#### Your task
Reproduce the listing below without any change.

#### Exercise materials
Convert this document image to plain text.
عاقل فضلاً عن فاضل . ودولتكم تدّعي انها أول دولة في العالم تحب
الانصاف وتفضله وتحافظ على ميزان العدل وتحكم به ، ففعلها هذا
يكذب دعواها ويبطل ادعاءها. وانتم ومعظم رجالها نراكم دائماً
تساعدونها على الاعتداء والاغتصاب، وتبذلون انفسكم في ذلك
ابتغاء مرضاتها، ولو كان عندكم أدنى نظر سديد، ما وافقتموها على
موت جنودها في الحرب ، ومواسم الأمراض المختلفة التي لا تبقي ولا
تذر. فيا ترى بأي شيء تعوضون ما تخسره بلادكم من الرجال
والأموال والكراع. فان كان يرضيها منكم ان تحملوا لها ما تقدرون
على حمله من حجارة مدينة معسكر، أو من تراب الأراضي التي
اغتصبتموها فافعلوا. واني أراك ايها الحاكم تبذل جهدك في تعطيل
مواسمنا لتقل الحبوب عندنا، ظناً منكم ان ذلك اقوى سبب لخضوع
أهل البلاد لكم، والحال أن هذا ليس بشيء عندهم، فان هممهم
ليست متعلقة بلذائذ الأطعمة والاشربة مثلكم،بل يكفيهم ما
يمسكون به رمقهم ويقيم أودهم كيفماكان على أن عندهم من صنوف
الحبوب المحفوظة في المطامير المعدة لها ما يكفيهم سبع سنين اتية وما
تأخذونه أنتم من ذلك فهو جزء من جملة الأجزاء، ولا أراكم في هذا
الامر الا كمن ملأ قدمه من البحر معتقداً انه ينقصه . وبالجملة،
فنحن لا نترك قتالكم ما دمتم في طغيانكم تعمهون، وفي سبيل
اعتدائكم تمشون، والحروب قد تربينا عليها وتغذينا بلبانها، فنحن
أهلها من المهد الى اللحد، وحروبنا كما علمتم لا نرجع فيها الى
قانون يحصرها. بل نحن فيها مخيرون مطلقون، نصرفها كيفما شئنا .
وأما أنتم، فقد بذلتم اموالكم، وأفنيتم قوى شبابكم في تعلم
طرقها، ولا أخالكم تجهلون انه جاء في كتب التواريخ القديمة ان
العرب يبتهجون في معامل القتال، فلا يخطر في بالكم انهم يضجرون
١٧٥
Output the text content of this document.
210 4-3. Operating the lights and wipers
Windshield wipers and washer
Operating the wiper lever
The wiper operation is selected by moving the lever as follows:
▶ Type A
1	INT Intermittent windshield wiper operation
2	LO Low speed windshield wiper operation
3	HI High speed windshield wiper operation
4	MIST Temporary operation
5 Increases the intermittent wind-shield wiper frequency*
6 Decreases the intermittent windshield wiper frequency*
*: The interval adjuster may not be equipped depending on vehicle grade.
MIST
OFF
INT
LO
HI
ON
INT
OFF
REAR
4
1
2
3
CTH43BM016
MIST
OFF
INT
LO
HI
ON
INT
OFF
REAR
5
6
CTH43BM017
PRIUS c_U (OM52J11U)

#### Response
Convert this document image to plain text.
عاقل فضلاً عن فاضل . ودولتكم تدّعي انها أول دولة في العالم تحب
الانصاف وتفضله وتحافظ على ميزان العدل وتحكم به ، ففعلها هذا
يكذب دعواها ويبطل ادعاءها. وانتم ومعظم رجالها نراكم دائماً
تساعدونها على الاعتداء والاغتصاب، وتبذلون انفسكم في ذلك
ابتغاء مرضاتها، ولو كان عندكم أدنى نظر سديد، ما وافقتموها على
موت جنودها في الحرب ، ومواسم الأمراض المختلفة التي لا تبقي ولا
تذر. فيا ترى بأي شيء تعوضون ما تخسره بلادكم من الرجال
والأموال والكراع. فان كان يرضيها منكم ان تحملوا لها ما تقدرون
على حمله من حجارة مدينة معسكر، أو من تراب الأراضي التي
اغتصبتموها فافعلوا. واني أراك ايها الحاكم تبذل جهدك في تعطيل
مواسمنا لتقل الحبوب عندنا، ظناً منكم ان ذلك اقوى سبب لخضوع
أهل البلاد لكم، والحال أن هذا ليس بشيء عندهم، فان هممهم
ليست متعلقة بلذائذ الأطعمة والاشربة مثلكم،بل يكفيهم ما
يمسكون به رمقهم ويقيم أودهم كيفماكان على أن عندهم من صنوف
الحبوب المحفوظة في المطامير المعدة لها ما يكفيهم سبع سنين اتية وما
تأخذونه أنتم من ذلك فهو جزء من جملة الأجزاء، ولا أراكم في هذا
الامر الا كمن ملأ قدمه من البحر معتقداً انه ينقصه . وبالجملة،
فنحن لا نترك قتالكم ما دمتم في طغيانكم تعمهون، وفي سبيل
اعتدائكم تمشون، والحروب قد تربينا عليها وتغذينا بلبانها، فنحن
أهلها من المهد الى اللحد، وحروبنا كما علمتم لا نرجع فيها الى
قانون يحصرها. بل نحن فيها مخيرون مطلقون، نصرفها كيفما شئنا .
وأما أنتم، فقد بذلتم اموالكم، وأفنيتم قوى شبابكم في تعلم
طرقها، ولا أخالكم تجهلون انه جاء في كتب التواريخ القديمة ان
العرب يبتهجون في معامل القتال، فلا يخطر في بالكم انهم يضجرون
١٧٥
Output the text content of this document.
210 4-3. Operating the lights and wipers
Windshield wipers and washer
Operating the wiper lever
The wiper operation is selected by moving the lever as follows:
▶ Type A
1	INT Intermittent windshield wiper operation
2	LO Low speed windshield wiper operation
3	HI High speed windshield wiper operation
4	MIST Temporary operation
5 Increases the intermittent wind-shield wiper frequency*
6 Decreases the intermittent windshield wiper frequency*
*: The interval adjuster may not be equipped depending on vehicle grade.
MIST
OFF
INT
LO
HI
ON
INT
OFF
REAR
4
1
2
3
CTH43BM016
MIST
OFF
INT
LO
HI
ON
INT
OFF
REAR
5
6
CTH43BM017
PRIUS c_U (OM52J11U)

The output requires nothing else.